[Given instruction] Repeat the data verbatim.

— BEGIN —

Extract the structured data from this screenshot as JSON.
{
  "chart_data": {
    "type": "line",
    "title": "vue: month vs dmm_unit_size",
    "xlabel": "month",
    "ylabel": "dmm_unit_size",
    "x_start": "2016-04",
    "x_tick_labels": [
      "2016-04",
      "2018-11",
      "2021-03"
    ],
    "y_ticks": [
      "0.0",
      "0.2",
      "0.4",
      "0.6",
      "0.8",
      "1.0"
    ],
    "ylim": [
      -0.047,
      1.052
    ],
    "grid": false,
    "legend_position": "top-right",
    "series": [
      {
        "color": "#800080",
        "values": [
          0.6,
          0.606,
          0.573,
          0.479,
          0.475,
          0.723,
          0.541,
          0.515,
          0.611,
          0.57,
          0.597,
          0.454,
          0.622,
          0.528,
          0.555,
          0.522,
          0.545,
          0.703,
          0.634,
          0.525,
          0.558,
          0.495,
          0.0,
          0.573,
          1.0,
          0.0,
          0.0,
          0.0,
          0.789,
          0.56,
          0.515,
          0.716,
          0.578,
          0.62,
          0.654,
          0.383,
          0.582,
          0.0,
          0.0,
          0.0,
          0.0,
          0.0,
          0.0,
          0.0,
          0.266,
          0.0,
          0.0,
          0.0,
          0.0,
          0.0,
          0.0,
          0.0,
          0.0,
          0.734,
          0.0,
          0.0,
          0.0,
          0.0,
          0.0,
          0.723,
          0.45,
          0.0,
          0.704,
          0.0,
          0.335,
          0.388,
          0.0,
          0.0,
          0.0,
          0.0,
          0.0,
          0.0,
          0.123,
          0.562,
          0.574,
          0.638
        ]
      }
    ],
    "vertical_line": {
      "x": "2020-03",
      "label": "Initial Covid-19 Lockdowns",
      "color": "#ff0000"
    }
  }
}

— END —

[Written answer]
Extract the structured data from this screenshot as JSON.
{
  "chart_data": {
    "type": "line",
    "title": "vue: month vs dmm_unit_size",
    "xlabel": "month",
    "ylabel": "dmm_unit_size",
    "x_start": "2016-04",
    "x_tick_labels": [
      "2016-04",
      "2018-11",
      "2021-03"
    ],
    "y_ticks": [
      "0.0",
      "0.2",
      "0.4",
      "0.6",
      "0.8",
      "1.0"
    ],
    "ylim": [
      -0.047,
      1.052
    ],
    "grid": false,
    "legend_position": "top-right",
    "series": [
      {
        "color": "#800080",
        "values": [
          0.6,
          0.606,
          0.573,
          0.479,
          0.475,
          0.723,
          0.541,
          0.515,
          0.611,
          0.57,
          0.597,
          0.454,
          0.622,
          0.528,
          0.555,
          0.522,
          0.545,
          0.703,
          0.634,
          0.525,
          0.558,
          0.495,
          0.0,
          0.573,
          1.0,
          0.0,
          0.0,
          0.0,
          0.789,
          0.56,
          0.515,
          0.716,
          0.578,
          0.62,
          0.654,
          0.383,
          0.582,
          0.0,
          0.0,
          0.0,
          0.0,
          0.0,
          0.0,
          0.0,
          0.266,
          0.0,
          0.0,
          0.0,
          0.0,
          0.0,
          0.0,
          0.0,
          0.0,
          0.734,
          0.0,
          0.0,
          0.0,
          0.0,
          0.0,
          0.723,
          0.45,
          0.0,
          0.704,
          0.0,
          0.335,
          0.388,
          0.0,
          0.0,
          0.0,
          0.0,
          0.0,
          0.0,
          0.123,
          0.562,
          0.574,
          0.638
        ]
      }
    ],
    "vertical_line": {
      "x": "2020-03",
      "label": "Initial Covid-19 Lockdowns",
      "color": "#ff0000"
    }
  }
}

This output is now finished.